What is expected: Write out every line of the items below as a numbered list, leaving out the blank lines.

Collected data entries:
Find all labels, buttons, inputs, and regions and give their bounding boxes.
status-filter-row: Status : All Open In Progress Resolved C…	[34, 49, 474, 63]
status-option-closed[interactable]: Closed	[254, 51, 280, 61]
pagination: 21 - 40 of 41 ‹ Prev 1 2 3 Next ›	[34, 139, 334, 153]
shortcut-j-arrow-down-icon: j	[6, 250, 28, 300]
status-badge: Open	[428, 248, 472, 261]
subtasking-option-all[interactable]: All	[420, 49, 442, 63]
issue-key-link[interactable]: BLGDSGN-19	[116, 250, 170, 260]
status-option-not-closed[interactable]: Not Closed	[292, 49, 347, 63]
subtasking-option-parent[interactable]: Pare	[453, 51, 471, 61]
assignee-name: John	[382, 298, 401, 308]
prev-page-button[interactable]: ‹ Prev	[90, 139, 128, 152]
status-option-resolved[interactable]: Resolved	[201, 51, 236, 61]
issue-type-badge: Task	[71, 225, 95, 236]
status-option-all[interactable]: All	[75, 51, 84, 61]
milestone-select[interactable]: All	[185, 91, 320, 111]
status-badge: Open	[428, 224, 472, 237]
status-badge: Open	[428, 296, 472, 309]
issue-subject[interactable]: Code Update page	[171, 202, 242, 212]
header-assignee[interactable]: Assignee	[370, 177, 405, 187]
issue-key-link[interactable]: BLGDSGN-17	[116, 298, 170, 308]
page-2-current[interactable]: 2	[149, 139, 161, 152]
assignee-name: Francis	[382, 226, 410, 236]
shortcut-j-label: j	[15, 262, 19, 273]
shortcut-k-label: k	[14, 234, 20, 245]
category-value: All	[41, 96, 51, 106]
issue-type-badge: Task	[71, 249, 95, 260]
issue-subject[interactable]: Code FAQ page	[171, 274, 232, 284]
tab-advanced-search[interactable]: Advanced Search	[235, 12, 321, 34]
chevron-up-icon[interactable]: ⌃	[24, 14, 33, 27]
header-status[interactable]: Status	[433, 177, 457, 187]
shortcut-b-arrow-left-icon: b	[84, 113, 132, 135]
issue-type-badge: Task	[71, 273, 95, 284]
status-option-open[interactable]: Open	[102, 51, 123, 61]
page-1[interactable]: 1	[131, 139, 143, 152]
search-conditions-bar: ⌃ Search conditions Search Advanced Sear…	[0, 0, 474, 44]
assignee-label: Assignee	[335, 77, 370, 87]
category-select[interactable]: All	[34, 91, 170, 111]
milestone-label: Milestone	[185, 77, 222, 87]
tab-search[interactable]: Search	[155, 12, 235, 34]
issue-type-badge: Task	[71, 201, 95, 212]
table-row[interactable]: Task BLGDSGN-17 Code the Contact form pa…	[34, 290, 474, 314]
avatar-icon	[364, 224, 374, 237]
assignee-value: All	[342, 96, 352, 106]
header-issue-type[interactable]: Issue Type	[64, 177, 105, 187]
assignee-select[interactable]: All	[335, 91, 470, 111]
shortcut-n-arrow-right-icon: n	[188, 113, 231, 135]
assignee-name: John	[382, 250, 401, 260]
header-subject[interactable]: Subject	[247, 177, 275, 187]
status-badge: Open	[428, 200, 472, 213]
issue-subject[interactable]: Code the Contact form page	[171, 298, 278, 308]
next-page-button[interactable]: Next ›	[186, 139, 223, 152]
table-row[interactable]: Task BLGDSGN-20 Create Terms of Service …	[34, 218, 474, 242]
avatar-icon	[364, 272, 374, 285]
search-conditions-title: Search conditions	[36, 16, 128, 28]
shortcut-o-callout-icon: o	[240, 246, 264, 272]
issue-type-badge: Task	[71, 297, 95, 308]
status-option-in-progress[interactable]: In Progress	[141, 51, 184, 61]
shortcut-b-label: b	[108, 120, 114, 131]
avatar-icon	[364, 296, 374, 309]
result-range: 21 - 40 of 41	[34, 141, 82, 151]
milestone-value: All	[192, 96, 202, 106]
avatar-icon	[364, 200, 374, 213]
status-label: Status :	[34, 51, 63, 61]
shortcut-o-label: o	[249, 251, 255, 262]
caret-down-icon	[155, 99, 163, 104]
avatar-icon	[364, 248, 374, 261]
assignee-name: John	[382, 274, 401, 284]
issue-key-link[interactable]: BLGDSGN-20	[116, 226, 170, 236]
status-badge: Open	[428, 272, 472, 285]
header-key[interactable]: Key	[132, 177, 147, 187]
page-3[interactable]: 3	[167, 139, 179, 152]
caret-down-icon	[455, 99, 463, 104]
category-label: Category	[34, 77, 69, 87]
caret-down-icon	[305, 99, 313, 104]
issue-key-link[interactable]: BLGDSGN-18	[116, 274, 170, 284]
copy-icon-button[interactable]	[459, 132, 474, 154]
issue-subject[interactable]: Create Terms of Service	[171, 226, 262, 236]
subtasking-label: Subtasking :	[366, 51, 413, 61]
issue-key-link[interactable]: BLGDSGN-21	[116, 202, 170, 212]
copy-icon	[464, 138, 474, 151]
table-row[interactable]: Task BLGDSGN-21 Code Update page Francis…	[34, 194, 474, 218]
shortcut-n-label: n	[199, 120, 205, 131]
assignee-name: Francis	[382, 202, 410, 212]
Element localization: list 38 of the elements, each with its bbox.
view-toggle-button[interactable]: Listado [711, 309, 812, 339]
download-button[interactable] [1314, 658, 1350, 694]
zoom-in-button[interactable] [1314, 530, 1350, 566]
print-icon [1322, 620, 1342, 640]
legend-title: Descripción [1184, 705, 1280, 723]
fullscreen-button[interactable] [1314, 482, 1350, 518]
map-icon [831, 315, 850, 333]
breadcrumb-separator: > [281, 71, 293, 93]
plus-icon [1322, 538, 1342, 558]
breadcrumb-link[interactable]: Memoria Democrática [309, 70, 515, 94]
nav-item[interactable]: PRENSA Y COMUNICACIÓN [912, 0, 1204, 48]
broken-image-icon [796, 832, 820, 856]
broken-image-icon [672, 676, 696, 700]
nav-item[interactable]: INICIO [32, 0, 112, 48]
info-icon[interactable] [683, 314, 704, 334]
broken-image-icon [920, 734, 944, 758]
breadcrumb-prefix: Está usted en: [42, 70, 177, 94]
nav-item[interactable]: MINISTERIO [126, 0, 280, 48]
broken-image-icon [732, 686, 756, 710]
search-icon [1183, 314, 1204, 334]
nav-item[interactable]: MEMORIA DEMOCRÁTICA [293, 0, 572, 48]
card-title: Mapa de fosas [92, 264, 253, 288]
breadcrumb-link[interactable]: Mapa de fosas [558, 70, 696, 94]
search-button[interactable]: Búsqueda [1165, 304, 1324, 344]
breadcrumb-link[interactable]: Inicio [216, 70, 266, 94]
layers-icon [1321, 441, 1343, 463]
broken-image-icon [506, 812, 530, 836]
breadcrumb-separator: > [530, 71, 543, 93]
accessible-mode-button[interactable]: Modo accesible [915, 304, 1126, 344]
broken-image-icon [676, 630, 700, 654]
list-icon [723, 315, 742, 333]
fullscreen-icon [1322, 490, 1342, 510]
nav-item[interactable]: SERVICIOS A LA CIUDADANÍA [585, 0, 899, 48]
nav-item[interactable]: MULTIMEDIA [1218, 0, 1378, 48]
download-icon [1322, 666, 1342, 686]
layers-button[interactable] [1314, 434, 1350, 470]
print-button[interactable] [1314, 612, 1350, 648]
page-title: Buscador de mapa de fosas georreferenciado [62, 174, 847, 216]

Output of the task:
1. Find all labels, buttons, inputs, and regions and give their bounding boxes.
2. status-filter-row: Status : All Open In Progress Resolved C…	[34, 49, 474, 63]
3. status-option-closed[interactable]: Closed	[254, 51, 280, 61]
4. pagination: 21 - 40 of 41 ‹ Prev 1 2 3 Next ›	[34, 139, 334, 153]
5. shortcut-j-arrow-down-icon: j	[6, 250, 28, 300]
6. status-badge: Open	[428, 248, 472, 261]
7. subtasking-option-all[interactable]: All	[420, 49, 442, 63]
8. issue-key-link[interactable]: BLGDSGN-19	[116, 250, 170, 260]
9. status-option-not-closed[interactable]: Not Closed	[292, 49, 347, 63]
10. subtasking-option-parent[interactable]: Pare	[453, 51, 471, 61]
11. assignee-name: John	[382, 298, 401, 308]
12. prev-page-button[interactable]: ‹ Prev	[90, 139, 128, 152]
13. status-option-resolved[interactable]: Resolved	[201, 51, 236, 61]
14. issue-type-badge: Task	[71, 225, 95, 236]
15. status-option-all[interactable]: All	[75, 51, 84, 61]
16. milestone-select[interactable]: All	[185, 91, 320, 111]
17. status-badge: Open	[428, 224, 472, 237]
18. status-badge: Open	[428, 296, 472, 309]
19. issue-subject[interactable]: Code Update page	[171, 202, 242, 212]
20. header-assignee[interactable]: Assignee	[370, 177, 405, 187]
21. issue-key-link[interactable]: BLGDSGN-17	[116, 298, 170, 308]
22. page-2-current[interactable]: 2	[149, 139, 161, 152]
23. assignee-name: Francis	[382, 226, 410, 236]
24. shortcut-j-label: j	[15, 262, 19, 273]
25. shortcut-k-label: k	[14, 234, 20, 245]
26. category-value: All	[41, 96, 51, 106]
27. issue-type-badge: Task	[71, 249, 95, 260]
28. issue-subject[interactable]: Code FAQ page	[171, 274, 232, 284]
29. tab-advanced-search[interactable]: Advanced Search	[235, 12, 321, 34]
30. chevron-up-icon[interactable]: ⌃	[24, 14, 33, 27]
31. header-status[interactable]: Status	[433, 177, 457, 187]
32. shortcut-b-arrow-left-icon: b	[84, 113, 132, 135]
33. issue-type-badge: Task	[71, 273, 95, 284]
34. status-option-open[interactable]: Open	[102, 51, 123, 61]
35. page-1[interactable]: 1	[131, 139, 143, 152]
36. search-conditions-bar: ⌃ Search conditions Search Advanced Sear…	[0, 0, 474, 44]
37. assignee-label: Assignee	[335, 77, 370, 87]
38. category-select[interactable]: All	[34, 91, 170, 111]
39. milestone-label: Milestone	[185, 77, 222, 87]
40. tab-search[interactable]: Search	[155, 12, 235, 34]
41. issue-type-badge: Task	[71, 201, 95, 212]
42. table-row[interactable]: Task BLGDSGN-17 Code the Contact form pa…	[34, 290, 474, 314]
43. avatar-icon	[364, 224, 374, 237]
44. assignee-value: All	[342, 96, 352, 106]
45. header-issue-type[interactable]: Issue Type	[64, 177, 105, 187]
46. assignee-select[interactable]: All	[335, 91, 470, 111]
47. shortcut-n-arrow-right-icon: n	[188, 113, 231, 135]
48. assignee-name: John	[382, 250, 401, 260]
49. header-subject[interactable]: Subject	[247, 177, 275, 187]
50. status-badge: Open	[428, 200, 472, 213]
51. issue-subject[interactable]: Code the Contact form page	[171, 298, 278, 308]
52. next-page-button[interactable]: Next ›	[186, 139, 223, 152]
53. table-row[interactable]: Task BLGDSGN-20 Create Terms of Service …	[34, 218, 474, 242]
54. avatar-icon	[364, 272, 374, 285]
55. search-conditions-title: Search conditions	[36, 16, 128, 28]
56. shortcut-o-callout-icon: o	[240, 246, 264, 272]
57. issue-type-badge: Task	[71, 297, 95, 308]
58. status-option-in-progress[interactable]: In Progress	[141, 51, 184, 61]
59. shortcut-b-label: b	[108, 120, 114, 131]
60. avatar-icon	[364, 296, 374, 309]
61. result-range: 21 - 40 of 41	[34, 141, 82, 151]
62. milestone-value: All	[192, 96, 202, 106]
63. avatar-icon	[364, 200, 374, 213]
64. status-label: Status :	[34, 51, 63, 61]
65. shortcut-o-label: o	[249, 251, 255, 262]
66. caret-down-icon	[155, 99, 163, 104]
67. avatar-icon	[364, 248, 374, 261]
68. assignee-name: John	[382, 274, 401, 284]
69. issue-key-link[interactable]: BLGDSGN-20	[116, 226, 170, 236]
70. status-badge: Open	[428, 272, 472, 285]
71. header-key[interactable]: Key	[132, 177, 147, 187]
72. page-3[interactable]: 3	[167, 139, 179, 152]
73. caret-down-icon	[455, 99, 463, 104]
74. category-label: Category	[34, 77, 69, 87]
75. caret-down-icon	[305, 99, 313, 104]
76. issue-key-link[interactable]: BLGDSGN-18	[116, 274, 170, 284]
77. copy-icon-button[interactable]	[459, 132, 474, 154]
78. issue-subject[interactable]: Create Terms of Service	[171, 226, 262, 236]
79. subtasking-label: Subtasking :	[366, 51, 413, 61]
80. issue-key-link[interactable]: BLGDSGN-21	[116, 202, 170, 212]
81. copy-icon	[464, 138, 474, 151]
82. table-row[interactable]: Task BLGDSGN-21 Code Update page Francis…	[34, 194, 474, 218]
83. shortcut-n-label: n	[199, 120, 205, 131]
84. assignee-name: Francis	[382, 202, 410, 212]
85. Element localization: list 38 of the elements, each with its bbox.
86. view-toggle-button[interactable]: Listado [711, 309, 812, 339]
87. download-button[interactable] [1314, 658, 1350, 694]
88. zoom-in-button[interactable] [1314, 530, 1350, 566]
89. print-icon [1322, 620, 1342, 640]
90. legend-title: Descripción [1184, 705, 1280, 723]
91. fullscreen-button[interactable] [1314, 482, 1350, 518]
92. map-icon [831, 315, 850, 333]
93. breadcrumb-separator: > [281, 71, 293, 93]
94. plus-icon [1322, 538, 1342, 558]
95. breadcrumb-link[interactable]: Memoria Democrática [309, 70, 515, 94]
96. nav-item[interactable]: PRENSA Y COMUNICACIÓN [912, 0, 1204, 48]
97. broken-image-icon [796, 832, 820, 856]
98. broken-image-icon [672, 676, 696, 700]
99. nav-item[interactable]: INICIO [32, 0, 112, 48]
100. info-icon[interactable] [683, 314, 704, 334]
101. broken-image-icon [920, 734, 944, 758]
102. breadcrumb-prefix: Está usted en: [42, 70, 177, 94]
103. nav-item[interactable]: MINISTERIO [126, 0, 280, 48]
104. broken-image-icon [732, 686, 756, 710]
105. search-icon [1183, 314, 1204, 334]
106. nav-item[interactable]: MEMORIA DEMOCRÁTICA [293, 0, 572, 48]
107. card-title: Mapa de fosas [92, 264, 253, 288]
108. breadcrumb-link[interactable]: Mapa de fosas [558, 70, 696, 94]
109. search-button[interactable]: Búsqueda [1165, 304, 1324, 344]
110. breadcrumb-link[interactable]: Inicio [216, 70, 266, 94]
111. layers-icon [1321, 441, 1343, 463]
112. broken-image-icon [506, 812, 530, 836]
113. breadcrumb-separator: > [530, 71, 543, 93]
114. accessible-mode-button[interactable]: Modo accesible [915, 304, 1126, 344]
115. broken-image-icon [676, 630, 700, 654]
116. list-icon [723, 315, 742, 333]
117. fullscreen-icon [1322, 490, 1342, 510]
118. nav-item[interactable]: SERVICIOS A LA CIUDADANÍA [585, 0, 899, 48]
119. nav-item[interactable]: MULTIMEDIA [1218, 0, 1378, 48]
120. download-icon [1322, 666, 1342, 686]
121. layers-button[interactable] [1314, 434, 1350, 470]
122. print-button[interactable] [1314, 612, 1350, 648]
123. page-title: Buscador de mapa de fosas georreferenciado [62, 174, 847, 216]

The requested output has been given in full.